Search the data for the word "work". Reproduce every line where it is found.

### Records shown ###

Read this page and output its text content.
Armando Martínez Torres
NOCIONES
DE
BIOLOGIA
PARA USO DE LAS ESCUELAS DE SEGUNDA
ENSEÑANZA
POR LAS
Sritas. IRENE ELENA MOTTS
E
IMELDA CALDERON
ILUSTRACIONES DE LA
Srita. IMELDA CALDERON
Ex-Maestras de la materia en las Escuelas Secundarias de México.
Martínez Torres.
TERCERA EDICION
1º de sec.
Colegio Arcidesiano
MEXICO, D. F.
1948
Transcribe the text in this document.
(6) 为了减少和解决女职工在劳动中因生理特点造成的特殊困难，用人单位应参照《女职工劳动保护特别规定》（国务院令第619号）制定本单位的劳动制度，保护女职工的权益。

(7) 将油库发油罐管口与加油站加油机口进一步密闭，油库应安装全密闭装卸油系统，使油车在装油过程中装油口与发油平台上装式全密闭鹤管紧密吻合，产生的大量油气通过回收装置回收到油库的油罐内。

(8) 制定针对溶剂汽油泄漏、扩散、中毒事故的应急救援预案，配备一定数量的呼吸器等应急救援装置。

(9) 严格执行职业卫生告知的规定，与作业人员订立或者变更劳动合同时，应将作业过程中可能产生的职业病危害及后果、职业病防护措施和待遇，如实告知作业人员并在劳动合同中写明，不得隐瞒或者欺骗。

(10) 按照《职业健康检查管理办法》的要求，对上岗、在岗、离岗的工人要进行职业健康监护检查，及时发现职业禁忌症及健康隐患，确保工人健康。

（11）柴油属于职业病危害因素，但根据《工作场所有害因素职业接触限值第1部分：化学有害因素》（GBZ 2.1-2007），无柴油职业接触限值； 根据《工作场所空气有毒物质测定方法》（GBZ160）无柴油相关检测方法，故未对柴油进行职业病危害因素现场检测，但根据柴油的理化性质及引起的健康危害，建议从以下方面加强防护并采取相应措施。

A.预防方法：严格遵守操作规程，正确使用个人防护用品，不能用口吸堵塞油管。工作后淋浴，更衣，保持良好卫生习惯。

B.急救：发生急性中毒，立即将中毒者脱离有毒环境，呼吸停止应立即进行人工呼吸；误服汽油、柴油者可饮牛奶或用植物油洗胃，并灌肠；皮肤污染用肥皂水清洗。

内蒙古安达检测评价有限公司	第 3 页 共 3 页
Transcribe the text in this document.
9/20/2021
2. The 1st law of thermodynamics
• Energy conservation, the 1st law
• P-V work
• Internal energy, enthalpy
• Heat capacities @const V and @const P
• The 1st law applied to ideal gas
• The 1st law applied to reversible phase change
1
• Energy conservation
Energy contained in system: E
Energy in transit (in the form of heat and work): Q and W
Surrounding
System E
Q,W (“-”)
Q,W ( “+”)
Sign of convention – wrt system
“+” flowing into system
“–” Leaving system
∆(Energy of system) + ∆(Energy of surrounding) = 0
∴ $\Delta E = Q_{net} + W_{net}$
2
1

###

• _Answer to the exercise_
• P-V work
Energy in transit (in the form of heat and work): Q and W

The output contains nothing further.